-------- LISTED RECORDS

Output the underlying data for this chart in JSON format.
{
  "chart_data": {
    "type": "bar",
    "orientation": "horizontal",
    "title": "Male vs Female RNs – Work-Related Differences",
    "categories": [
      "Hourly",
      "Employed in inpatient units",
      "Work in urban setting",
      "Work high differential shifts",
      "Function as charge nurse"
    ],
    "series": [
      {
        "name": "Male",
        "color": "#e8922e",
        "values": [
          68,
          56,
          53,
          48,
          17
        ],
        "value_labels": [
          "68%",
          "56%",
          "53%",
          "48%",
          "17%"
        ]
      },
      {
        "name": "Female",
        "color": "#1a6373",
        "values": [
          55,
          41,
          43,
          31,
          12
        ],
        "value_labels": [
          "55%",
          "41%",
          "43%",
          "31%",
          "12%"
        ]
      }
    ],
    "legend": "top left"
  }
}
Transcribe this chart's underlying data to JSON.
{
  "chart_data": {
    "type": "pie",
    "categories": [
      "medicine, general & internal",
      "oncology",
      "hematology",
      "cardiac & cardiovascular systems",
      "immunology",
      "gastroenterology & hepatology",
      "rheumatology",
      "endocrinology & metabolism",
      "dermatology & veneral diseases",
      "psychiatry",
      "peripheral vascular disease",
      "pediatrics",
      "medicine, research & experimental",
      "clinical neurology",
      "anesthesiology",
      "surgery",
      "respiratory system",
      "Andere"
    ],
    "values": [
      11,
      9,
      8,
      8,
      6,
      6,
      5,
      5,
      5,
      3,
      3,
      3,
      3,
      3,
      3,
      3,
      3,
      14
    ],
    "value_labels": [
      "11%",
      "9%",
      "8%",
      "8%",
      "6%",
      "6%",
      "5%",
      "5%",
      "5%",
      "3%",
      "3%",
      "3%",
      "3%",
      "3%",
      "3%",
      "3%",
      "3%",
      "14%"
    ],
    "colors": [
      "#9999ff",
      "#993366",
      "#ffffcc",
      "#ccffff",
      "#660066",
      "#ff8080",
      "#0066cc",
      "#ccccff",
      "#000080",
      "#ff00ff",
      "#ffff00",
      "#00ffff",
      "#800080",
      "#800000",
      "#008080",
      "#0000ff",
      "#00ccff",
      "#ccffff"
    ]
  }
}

----------------

■ **JOB**:
Filter out all lines lacking the word "this" and copy the rest.

■ **RESULT OF THE EXERCISE**:
Output the underlying data for this chart in JSON format.
Transcribe this chart's underlying data to JSON.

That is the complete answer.